[Recorded data]

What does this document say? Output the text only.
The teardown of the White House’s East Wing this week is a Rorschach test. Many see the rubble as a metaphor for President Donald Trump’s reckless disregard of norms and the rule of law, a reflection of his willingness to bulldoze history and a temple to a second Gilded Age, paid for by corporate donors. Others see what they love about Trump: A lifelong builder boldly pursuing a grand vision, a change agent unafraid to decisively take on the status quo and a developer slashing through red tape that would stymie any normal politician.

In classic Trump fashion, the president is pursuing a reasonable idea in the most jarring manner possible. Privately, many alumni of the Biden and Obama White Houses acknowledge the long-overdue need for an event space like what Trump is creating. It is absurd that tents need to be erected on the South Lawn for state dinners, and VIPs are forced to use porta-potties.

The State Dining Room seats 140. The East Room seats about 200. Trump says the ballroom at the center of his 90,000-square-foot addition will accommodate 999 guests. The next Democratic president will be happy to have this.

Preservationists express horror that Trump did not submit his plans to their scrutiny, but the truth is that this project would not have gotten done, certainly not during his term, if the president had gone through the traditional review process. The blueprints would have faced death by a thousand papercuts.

...

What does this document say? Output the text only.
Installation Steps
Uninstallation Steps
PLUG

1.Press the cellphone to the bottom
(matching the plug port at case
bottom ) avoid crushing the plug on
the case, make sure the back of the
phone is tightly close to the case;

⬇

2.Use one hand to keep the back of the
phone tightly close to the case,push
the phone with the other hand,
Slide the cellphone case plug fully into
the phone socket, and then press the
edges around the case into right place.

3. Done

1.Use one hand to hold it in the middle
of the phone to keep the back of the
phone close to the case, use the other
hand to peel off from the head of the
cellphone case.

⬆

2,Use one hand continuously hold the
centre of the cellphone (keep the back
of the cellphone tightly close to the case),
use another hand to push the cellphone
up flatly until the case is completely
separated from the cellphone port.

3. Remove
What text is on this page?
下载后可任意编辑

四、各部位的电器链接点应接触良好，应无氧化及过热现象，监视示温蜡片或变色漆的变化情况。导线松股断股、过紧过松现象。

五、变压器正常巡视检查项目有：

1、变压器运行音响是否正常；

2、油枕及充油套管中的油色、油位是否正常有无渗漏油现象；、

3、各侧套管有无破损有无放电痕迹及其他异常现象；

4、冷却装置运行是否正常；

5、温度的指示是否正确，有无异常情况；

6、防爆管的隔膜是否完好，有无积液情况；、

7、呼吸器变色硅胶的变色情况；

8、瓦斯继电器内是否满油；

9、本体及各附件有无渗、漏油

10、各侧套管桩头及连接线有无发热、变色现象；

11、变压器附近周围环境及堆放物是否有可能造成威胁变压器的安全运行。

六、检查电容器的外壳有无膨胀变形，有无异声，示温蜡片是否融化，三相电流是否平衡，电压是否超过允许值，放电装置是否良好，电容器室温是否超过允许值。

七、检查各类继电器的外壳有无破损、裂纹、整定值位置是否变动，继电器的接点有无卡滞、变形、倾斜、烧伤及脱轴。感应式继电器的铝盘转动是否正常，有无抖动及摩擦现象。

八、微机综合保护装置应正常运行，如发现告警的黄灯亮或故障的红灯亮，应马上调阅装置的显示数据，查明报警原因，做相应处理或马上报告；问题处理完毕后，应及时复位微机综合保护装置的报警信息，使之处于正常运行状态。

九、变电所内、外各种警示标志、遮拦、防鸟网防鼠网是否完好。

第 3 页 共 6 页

==

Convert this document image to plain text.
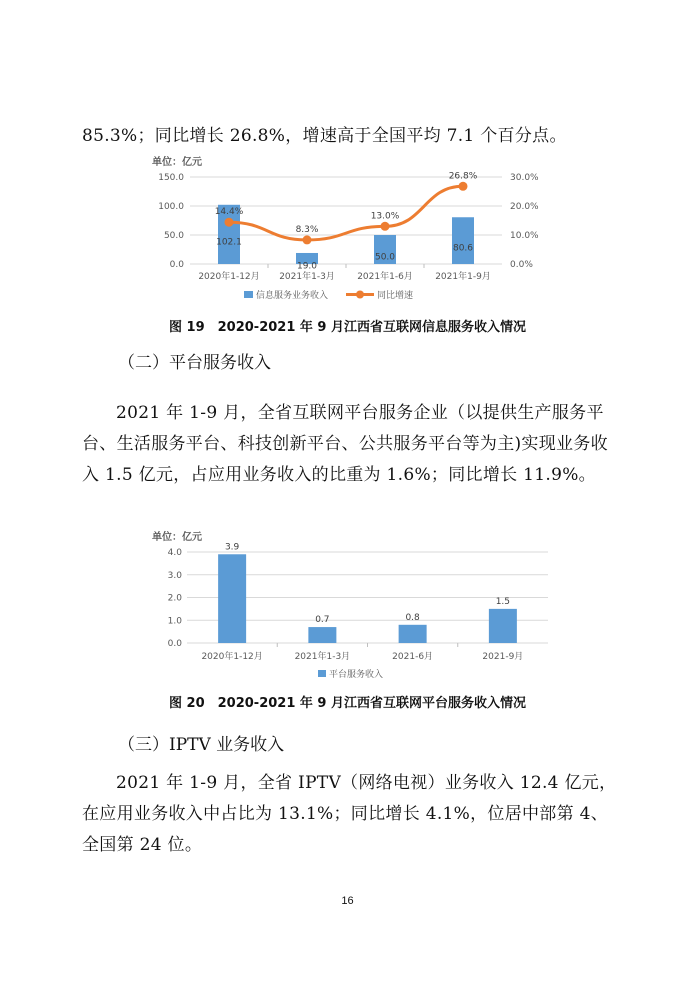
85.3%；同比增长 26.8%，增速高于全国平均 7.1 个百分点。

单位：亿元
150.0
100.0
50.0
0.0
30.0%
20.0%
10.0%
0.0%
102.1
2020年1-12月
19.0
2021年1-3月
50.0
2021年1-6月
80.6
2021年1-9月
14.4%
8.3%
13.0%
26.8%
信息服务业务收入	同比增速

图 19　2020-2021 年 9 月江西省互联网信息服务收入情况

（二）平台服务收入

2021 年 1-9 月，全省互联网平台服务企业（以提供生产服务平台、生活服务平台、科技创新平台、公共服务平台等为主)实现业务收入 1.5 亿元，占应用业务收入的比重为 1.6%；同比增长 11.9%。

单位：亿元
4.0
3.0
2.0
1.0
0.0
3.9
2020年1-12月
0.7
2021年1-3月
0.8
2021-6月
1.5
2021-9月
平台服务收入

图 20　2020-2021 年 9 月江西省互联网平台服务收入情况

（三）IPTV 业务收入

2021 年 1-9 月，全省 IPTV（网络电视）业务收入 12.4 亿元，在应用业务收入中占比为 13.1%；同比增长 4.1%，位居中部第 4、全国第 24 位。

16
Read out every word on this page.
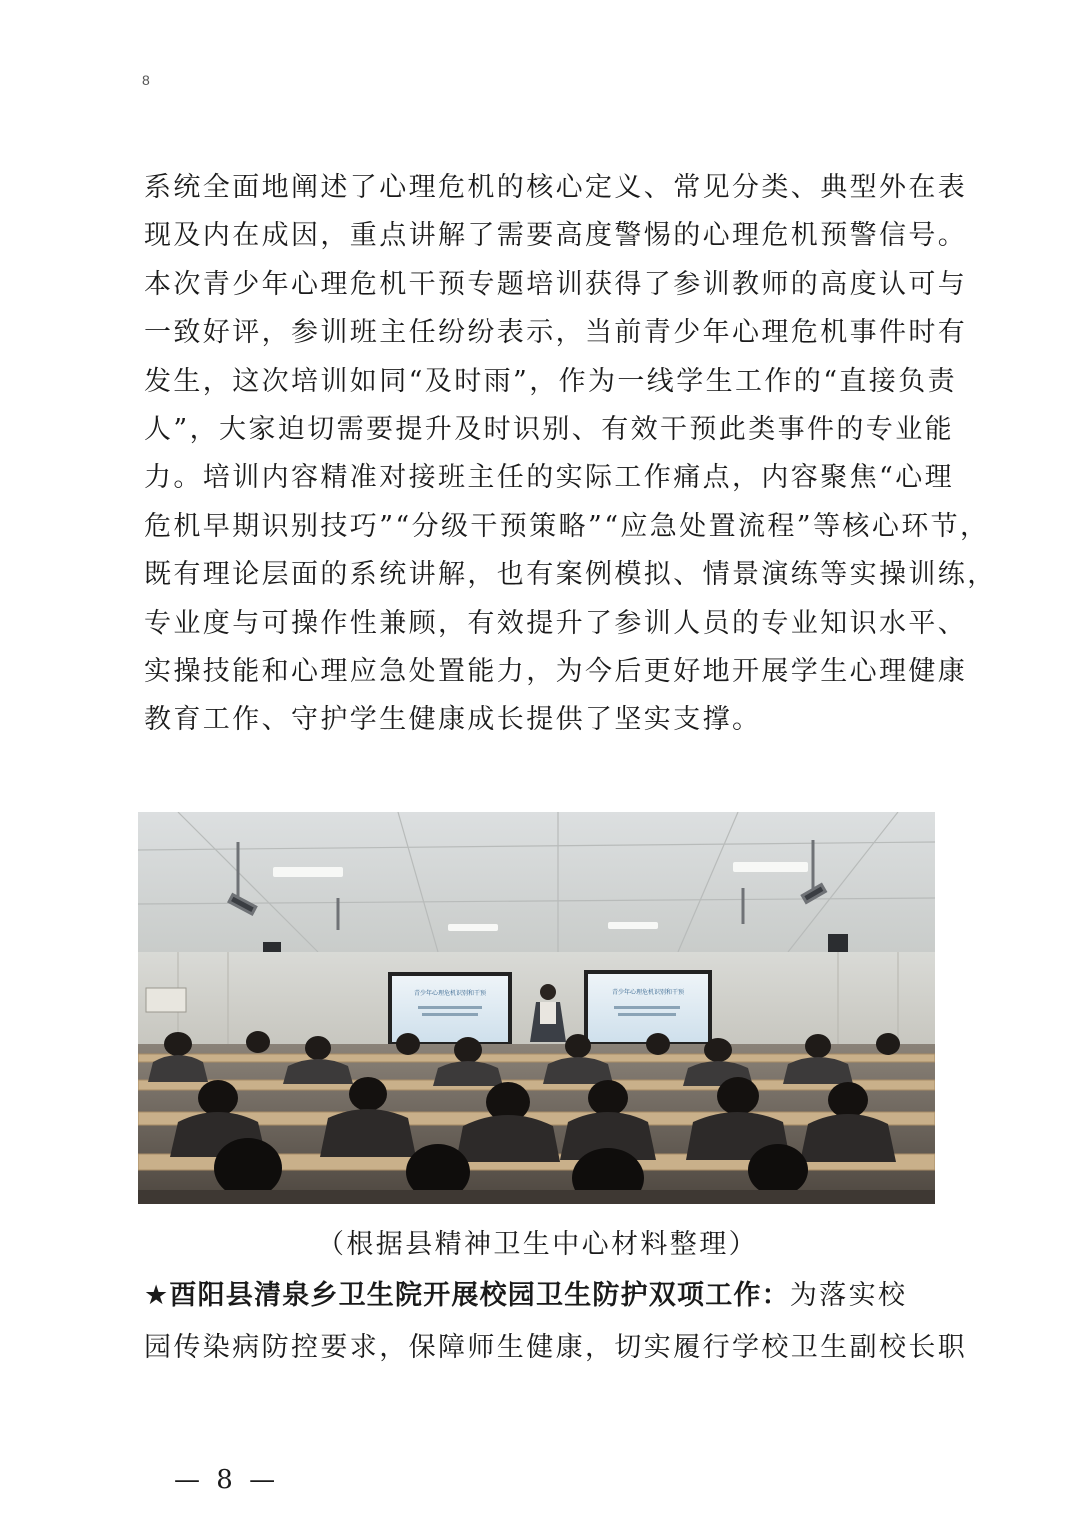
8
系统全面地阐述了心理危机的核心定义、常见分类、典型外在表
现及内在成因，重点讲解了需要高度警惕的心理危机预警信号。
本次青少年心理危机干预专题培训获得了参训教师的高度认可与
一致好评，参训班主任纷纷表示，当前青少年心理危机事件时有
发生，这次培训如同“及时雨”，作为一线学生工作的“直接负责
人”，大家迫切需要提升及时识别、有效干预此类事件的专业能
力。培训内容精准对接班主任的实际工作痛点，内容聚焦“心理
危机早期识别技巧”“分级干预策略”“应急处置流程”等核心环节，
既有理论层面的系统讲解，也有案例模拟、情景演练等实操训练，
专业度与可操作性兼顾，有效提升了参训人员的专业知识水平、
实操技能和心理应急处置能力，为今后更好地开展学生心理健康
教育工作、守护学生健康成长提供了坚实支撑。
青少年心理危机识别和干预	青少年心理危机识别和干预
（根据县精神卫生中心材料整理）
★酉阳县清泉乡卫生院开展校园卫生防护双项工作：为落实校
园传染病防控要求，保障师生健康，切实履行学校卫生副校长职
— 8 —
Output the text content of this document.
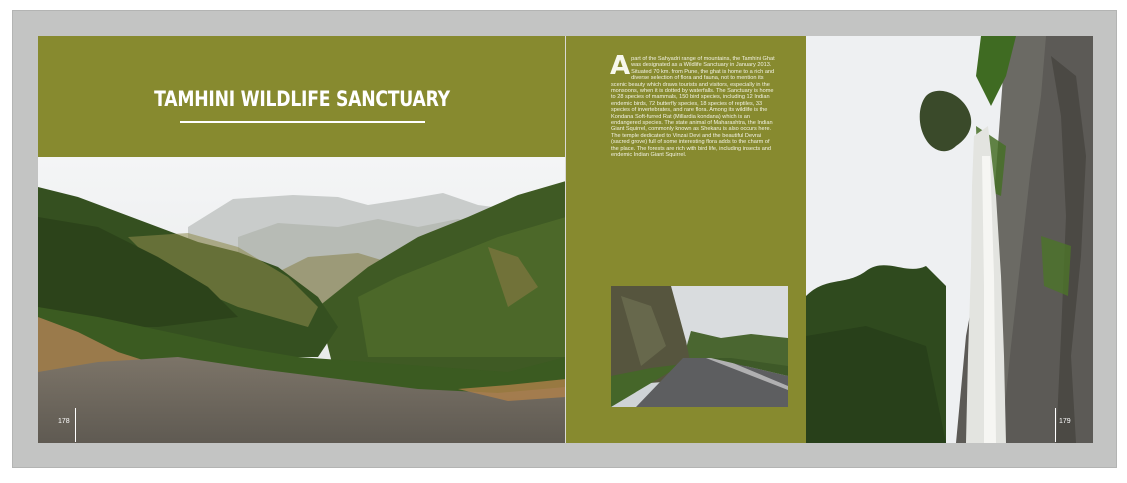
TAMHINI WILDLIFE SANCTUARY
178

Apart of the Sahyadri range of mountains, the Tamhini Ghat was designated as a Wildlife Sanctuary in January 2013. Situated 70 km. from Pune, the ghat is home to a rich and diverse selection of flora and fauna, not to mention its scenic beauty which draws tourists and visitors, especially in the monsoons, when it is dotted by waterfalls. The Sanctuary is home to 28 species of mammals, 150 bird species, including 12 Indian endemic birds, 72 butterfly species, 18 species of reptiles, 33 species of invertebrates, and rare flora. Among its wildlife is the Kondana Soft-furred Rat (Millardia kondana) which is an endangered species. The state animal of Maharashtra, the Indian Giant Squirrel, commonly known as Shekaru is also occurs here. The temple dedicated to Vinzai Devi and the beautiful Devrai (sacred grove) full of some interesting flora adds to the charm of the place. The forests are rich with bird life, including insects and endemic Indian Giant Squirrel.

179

[Short task]:
Copy down every line of the entries containing the word "keep".

[Result of this task]:
2.Use one hand to keep the back of the
of the phone to keep the back of the
centre of the cellphone (keep the back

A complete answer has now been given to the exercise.